Goal:
Whenever a line below holds the word "القول", copy that line.

##### Excerpted data #####

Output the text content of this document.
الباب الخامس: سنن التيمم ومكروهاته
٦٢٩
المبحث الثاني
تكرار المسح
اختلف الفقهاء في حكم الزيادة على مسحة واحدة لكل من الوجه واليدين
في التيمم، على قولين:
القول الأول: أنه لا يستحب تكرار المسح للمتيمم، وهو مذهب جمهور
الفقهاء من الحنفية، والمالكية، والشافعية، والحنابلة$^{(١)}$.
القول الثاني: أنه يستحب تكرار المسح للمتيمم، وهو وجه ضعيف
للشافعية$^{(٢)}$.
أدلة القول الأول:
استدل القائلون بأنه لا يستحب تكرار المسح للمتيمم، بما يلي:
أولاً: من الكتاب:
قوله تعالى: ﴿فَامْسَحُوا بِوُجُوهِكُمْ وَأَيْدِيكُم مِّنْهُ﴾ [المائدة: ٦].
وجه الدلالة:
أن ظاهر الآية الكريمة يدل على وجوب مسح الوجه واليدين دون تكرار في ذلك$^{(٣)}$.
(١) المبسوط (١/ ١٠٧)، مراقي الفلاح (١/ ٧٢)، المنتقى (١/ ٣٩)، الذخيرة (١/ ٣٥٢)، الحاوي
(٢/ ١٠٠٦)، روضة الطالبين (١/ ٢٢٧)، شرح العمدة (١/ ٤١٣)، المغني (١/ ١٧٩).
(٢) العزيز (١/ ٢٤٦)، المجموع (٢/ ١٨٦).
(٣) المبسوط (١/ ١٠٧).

#####

Finished task:
القول الأول: أنه لا يستحب تكرار المسح للمتيمم، وهو مذهب جمهور
القول الثاني: أنه يستحب تكرار المسح للمتيمم، وهو وجه ضعيف
أدلة القول الأول:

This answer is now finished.